Exercise: Give every line of the material again, exactly as written.

Records for the task:
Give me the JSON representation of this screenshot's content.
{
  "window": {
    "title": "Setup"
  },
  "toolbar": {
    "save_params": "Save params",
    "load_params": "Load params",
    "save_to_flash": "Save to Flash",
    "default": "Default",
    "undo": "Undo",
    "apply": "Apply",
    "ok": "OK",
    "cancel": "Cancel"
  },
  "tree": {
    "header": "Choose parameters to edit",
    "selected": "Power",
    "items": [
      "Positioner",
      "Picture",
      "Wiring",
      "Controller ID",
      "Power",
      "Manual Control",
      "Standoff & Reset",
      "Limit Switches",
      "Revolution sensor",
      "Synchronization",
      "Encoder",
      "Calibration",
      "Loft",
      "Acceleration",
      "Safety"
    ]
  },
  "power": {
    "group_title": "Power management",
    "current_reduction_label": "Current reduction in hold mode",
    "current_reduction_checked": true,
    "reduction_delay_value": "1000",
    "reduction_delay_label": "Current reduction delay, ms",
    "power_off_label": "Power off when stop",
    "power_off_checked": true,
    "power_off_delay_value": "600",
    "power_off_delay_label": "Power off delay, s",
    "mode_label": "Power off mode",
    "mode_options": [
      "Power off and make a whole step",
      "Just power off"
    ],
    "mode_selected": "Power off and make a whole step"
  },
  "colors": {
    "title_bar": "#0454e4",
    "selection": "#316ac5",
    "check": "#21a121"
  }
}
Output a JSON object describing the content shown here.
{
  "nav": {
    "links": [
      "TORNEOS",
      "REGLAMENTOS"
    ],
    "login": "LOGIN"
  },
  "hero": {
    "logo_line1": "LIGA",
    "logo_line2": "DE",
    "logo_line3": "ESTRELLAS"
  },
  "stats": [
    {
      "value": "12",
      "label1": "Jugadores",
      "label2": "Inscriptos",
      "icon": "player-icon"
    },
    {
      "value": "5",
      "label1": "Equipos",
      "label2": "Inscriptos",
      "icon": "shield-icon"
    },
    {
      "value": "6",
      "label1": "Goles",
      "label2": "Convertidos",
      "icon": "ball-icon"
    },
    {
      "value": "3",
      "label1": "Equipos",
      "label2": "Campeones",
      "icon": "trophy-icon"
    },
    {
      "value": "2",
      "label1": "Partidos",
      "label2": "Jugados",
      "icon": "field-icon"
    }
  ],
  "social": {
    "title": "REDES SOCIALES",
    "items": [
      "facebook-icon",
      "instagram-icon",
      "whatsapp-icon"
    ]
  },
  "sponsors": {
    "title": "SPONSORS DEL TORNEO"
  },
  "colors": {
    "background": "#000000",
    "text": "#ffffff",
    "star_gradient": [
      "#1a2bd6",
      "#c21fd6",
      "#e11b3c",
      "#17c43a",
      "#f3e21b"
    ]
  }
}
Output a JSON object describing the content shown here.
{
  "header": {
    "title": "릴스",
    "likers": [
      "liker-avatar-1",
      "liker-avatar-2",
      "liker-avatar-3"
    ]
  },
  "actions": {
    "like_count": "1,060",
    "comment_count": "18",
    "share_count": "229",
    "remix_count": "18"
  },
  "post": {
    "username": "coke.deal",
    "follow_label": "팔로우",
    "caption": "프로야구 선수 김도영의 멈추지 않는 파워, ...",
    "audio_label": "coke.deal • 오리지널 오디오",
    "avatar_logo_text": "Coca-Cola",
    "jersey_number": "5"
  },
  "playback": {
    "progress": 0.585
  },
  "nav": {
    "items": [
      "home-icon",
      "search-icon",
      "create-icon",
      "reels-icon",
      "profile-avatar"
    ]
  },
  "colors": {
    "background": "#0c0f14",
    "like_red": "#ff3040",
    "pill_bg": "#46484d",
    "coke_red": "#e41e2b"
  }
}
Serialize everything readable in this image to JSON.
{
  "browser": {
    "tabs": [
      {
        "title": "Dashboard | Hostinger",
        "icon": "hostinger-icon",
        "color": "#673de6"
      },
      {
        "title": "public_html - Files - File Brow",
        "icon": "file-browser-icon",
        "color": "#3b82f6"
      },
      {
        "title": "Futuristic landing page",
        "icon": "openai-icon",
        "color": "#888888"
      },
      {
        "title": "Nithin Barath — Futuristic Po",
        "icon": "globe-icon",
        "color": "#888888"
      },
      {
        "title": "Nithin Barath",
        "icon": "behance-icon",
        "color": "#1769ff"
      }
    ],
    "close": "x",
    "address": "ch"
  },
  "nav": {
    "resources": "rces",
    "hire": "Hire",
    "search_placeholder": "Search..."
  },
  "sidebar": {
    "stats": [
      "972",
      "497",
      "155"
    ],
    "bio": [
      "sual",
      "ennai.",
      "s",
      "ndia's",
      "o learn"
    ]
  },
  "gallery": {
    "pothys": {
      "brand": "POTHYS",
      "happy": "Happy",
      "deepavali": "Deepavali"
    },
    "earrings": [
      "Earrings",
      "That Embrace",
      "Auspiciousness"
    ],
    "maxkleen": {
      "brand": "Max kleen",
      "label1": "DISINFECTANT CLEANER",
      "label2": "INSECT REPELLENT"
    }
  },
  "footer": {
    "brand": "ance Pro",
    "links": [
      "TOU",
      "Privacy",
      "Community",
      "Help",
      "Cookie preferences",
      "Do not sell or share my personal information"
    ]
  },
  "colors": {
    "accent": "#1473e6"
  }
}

Final result:
Give me the JSON representation of this screenshot's content.
{
  "window": {
    "title": "Setup"
  },
  "toolbar": {
    "save_params": "Save params",
    "load_params": "Load params",
    "save_to_flash": "Save to Flash",
    "default": "Default",
    "undo": "Undo",
    "apply": "Apply",
    "ok": "OK",
    "cancel": "Cancel"
  },
  "tree": {
    "header": "Choose parameters to edit",
    "selected": "Power",
    "items": [
      "Positioner",
      "Picture",
      "Wiring",
      "Controller ID",
      "Power",
      "Manual Control",
      "Standoff & Reset",
      "Limit Switches",
      "Revolution sensor",
      "Synchronization",
      "Encoder",
      "Calibration",
      "Loft",
      "Acceleration",
      "Safety"
    ]
  },
  "power": {
    "group_title": "Power management",
    "current_reduction_label": "Current reduction in hold mode",
    "current_reduction_checked": true,
    "reduction_delay_value": "1000",
    "reduction_delay_label": "Current reduction delay, ms",
    "power_off_label": "Power off when stop",
    "power_off_checked": true,
    "power_off_delay_value": "600",
    "power_off_delay_label": "Power off delay, s",
    "mode_label": "Power off mode",
    "mode_options": [
      "Power off and make a whole step",
      "Just power off"
    ],
    "mode_selected": "Power off and make a whole step"
  },
  "colors": {
    "title_bar": "#0454e4",
    "selection": "#316ac5",
    "check": "#21a121"
  }
}
Output a JSON object describing the content shown here.
{
  "nav": {
    "links": [
      "TORNEOS",
      "REGLAMENTOS"
    ],
    "login": "LOGIN"
  },
  "hero": {
    "logo_line1": "LIGA",
    "logo_line2": "DE",
    "logo_line3": "ESTRELLAS"
  },
  "stats": [
    {
      "value": "12",
      "label1": "Jugadores",
      "label2": "Inscriptos",
      "icon": "player-icon"
    },
    {
      "value": "5",
      "label1": "Equipos",
      "label2": "Inscriptos",
      "icon": "shield-icon"
    },
    {
      "value": "6",
      "label1": "Goles",
      "label2": "Convertidos",
      "icon": "ball-icon"
    },
    {
      "value": "3",
      "label1": "Equipos",
      "label2": "Campeones",
      "icon": "trophy-icon"
    },
    {
      "value": "2",
      "label1": "Partidos",
      "label2": "Jugados",
      "icon": "field-icon"
    }
  ],
  "social": {
    "title": "REDES SOCIALES",
    "items": [
      "facebook-icon",
      "instagram-icon",
      "whatsapp-icon"
    ]
  },
  "sponsors": {
    "title": "SPONSORS DEL TORNEO"
  },
  "colors": {
    "background": "#000000",
    "text": "#ffffff",
    "star_gradient": [
      "#1a2bd6",
      "#c21fd6",
      "#e11b3c",
      "#17c43a",
      "#f3e21b"
    ]
  }
}
Output a JSON object describing the content shown here.
{
  "header": {
    "title": "릴스",
    "likers": [
      "liker-avatar-1",
      "liker-avatar-2",
      "liker-avatar-3"
    ]
  },
  "actions": {
    "like_count": "1,060",
    "comment_count": "18",
    "share_count": "229",
    "remix_count": "18"
  },
  "post": {
    "username": "coke.deal",
    "follow_label": "팔로우",
    "caption": "프로야구 선수 김도영의 멈추지 않는 파워, ...",
    "audio_label": "coke.deal • 오리지널 오디오",
    "avatar_logo_text": "Coca-Cola",
    "jersey_number": "5"
  },
  "playback": {
    "progress": 0.585
  },
  "nav": {
    "items": [
      "home-icon",
      "search-icon",
      "create-icon",
      "reels-icon",
      "profile-avatar"
    ]
  },
  "colors": {
    "background": "#0c0f14",
    "like_red": "#ff3040",
    "pill_bg": "#46484d",
    "coke_red": "#e41e2b"
  }
}
Serialize everything readable in this image to JSON.
{
  "browser": {
    "tabs": [
      {
        "title": "Dashboard | Hostinger",
        "icon": "hostinger-icon",
        "color": "#673de6"
      },
      {
        "title": "public_html - Files - File Brow",
        "icon": "file-browser-icon",
        "color": "#3b82f6"
      },
      {
        "title": "Futuristic landing page",
        "icon": "openai-icon",
        "color": "#888888"
      },
      {
        "title": "Nithin Barath — Futuristic Po",
        "icon": "globe-icon",
        "color": "#888888"
      },
      {
        "title": "Nithin Barath",
        "icon": "behance-icon",
        "color": "#1769ff"
      }
    ],
    "close": "x",
    "address": "ch"
  },
  "nav": {
    "resources": "rces",
    "hire": "Hire",
    "search_placeholder": "Search..."
  },
  "sidebar": {
    "stats": [
      "972",
      "497",
      "155"
    ],
    "bio": [
      "sual",
      "ennai.",
      "s",
      "ndia's",
      "o learn"
    ]
  },
  "gallery": {
    "pothys": {
      "brand": "POTHYS",
      "happy": "Happy",
      "deepavali": "Deepavali"
    },
    "earrings": [
      "Earrings",
      "That Embrace",
      "Auspiciousness"
    ],
    "maxkleen": {
      "brand": "Max kleen",
      "label1": "DISINFECTANT CLEANER",
      "label2": "INSECT REPELLENT"
    }
  },
  "footer": {
    "brand": "ance Pro",
    "links": [
      "TOU",
      "Privacy",
      "Community",
      "Help",
      "Cookie preferences",
      "Do not sell or share my personal information"
    ]
  },
  "colors": {
    "accent": "#1473e6"
  }
}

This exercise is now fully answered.